- **REQUIRED TASK**: Without including any pictures, copy each entry below exactly.

Rows from a figure dataset:

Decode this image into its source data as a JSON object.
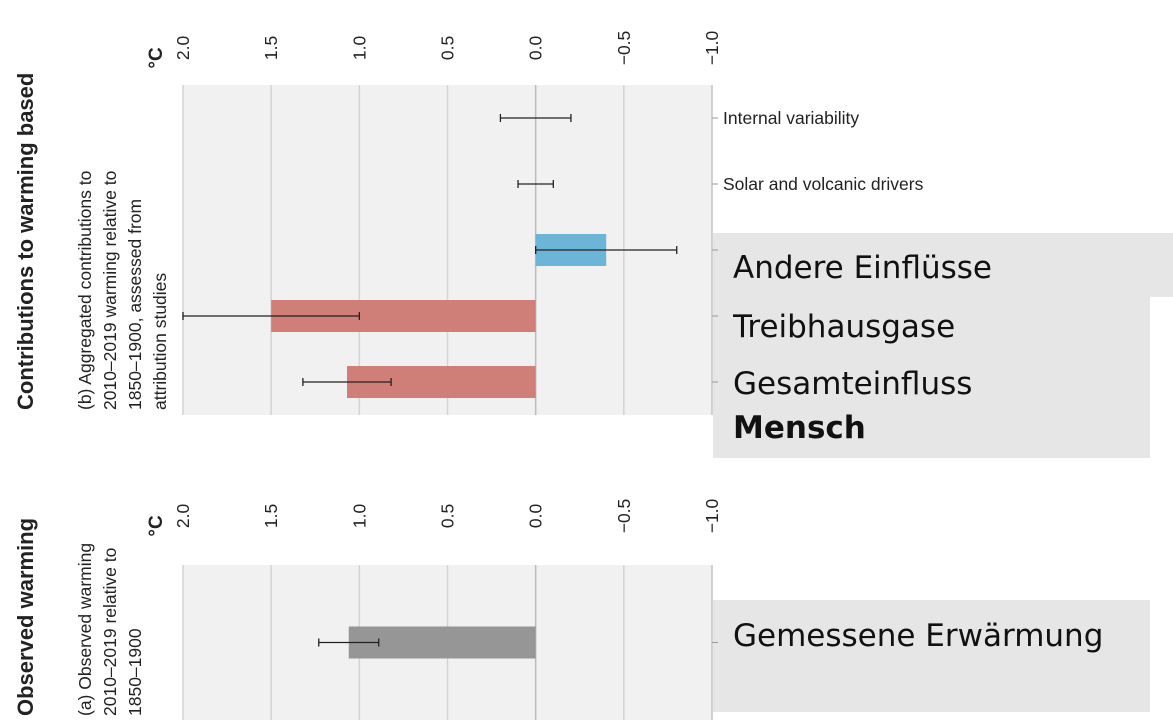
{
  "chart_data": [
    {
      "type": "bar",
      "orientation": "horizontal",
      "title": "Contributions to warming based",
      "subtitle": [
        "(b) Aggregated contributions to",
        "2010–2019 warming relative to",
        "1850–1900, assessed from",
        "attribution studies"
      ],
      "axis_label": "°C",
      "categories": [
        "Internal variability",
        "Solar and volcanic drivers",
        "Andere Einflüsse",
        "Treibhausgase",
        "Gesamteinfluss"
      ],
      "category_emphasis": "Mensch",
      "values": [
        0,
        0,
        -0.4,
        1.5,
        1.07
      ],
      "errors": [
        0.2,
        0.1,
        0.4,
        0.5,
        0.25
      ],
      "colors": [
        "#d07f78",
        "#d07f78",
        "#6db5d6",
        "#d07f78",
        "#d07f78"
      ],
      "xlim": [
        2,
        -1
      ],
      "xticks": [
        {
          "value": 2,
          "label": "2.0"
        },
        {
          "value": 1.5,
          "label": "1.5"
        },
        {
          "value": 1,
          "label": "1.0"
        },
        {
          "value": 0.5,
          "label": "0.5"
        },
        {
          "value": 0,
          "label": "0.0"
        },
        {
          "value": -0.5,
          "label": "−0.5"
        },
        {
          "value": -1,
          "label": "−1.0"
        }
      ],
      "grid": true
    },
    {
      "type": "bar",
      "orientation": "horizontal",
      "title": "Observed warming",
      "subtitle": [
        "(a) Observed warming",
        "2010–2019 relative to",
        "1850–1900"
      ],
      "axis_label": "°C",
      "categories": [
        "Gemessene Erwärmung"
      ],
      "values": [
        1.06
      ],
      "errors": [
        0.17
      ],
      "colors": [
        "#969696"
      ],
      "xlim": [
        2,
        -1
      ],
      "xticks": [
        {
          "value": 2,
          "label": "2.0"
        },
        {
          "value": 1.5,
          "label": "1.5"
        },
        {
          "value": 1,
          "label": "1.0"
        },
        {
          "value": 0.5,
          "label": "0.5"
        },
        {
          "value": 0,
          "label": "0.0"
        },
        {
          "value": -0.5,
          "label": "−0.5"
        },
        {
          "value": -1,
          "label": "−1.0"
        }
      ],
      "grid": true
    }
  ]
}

- **OUTPUT FOR THIS EXERCISE**:
Decode this image into its source data as a JSON object.
{
  "chart_data": [
    {
      "type": "bar",
      "orientation": "horizontal",
      "title": "Contributions to warming based",
      "subtitle": [
        "(b) Aggregated contributions to",
        "2010–2019 warming relative to",
        "1850–1900, assessed from",
        "attribution studies"
      ],
      "axis_label": "°C",
      "categories": [
        "Internal variability",
        "Solar and volcanic drivers",
        "Andere Einflüsse",
        "Treibhausgase",
        "Gesamteinfluss"
      ],
      "category_emphasis": "Mensch",
      "values": [
        0,
        0,
        -0.4,
        1.5,
        1.07
      ],
      "errors": [
        0.2,
        0.1,
        0.4,
        0.5,
        0.25
      ],
      "colors": [
        "#d07f78",
        "#d07f78",
        "#6db5d6",
        "#d07f78",
        "#d07f78"
      ],
      "xlim": [
        2,
        -1
      ],
      "xticks": [
        {
          "value": 2,
          "label": "2.0"
        },
        {
          "value": 1.5,
          "label": "1.5"
        },
        {
          "value": 1,
          "label": "1.0"
        },
        {
          "value": 0.5,
          "label": "0.5"
        },
        {
          "value": 0,
          "label": "0.0"
        },
        {
          "value": -0.5,
          "label": "−0.5"
        },
        {
          "value": -1,
          "label": "−1.0"
        }
      ],
      "grid": true
    },
    {
      "type": "bar",
      "orientation": "horizontal",
      "title": "Observed warming",
      "subtitle": [
        "(a) Observed warming",
        "2010–2019 relative to",
        "1850–1900"
      ],
      "axis_label": "°C",
      "categories": [
        "Gemessene Erwärmung"
      ],
      "values": [
        1.06
      ],
      "errors": [
        0.17
      ],
      "colors": [
        "#969696"
      ],
      "xlim": [
        2,
        -1
      ],
      "xticks": [
        {
          "value": 2,
          "label": "2.0"
        },
        {
          "value": 1.5,
          "label": "1.5"
        },
        {
          "value": 1,
          "label": "1.0"
        },
        {
          "value": 0.5,
          "label": "0.5"
        },
        {
          "value": 0,
          "label": "0.0"
        },
        {
          "value": -0.5,
          "label": "−0.5"
        },
        {
          "value": -1,
          "label": "−1.0"
        }
      ],
      "grid": true
    }
  ]
}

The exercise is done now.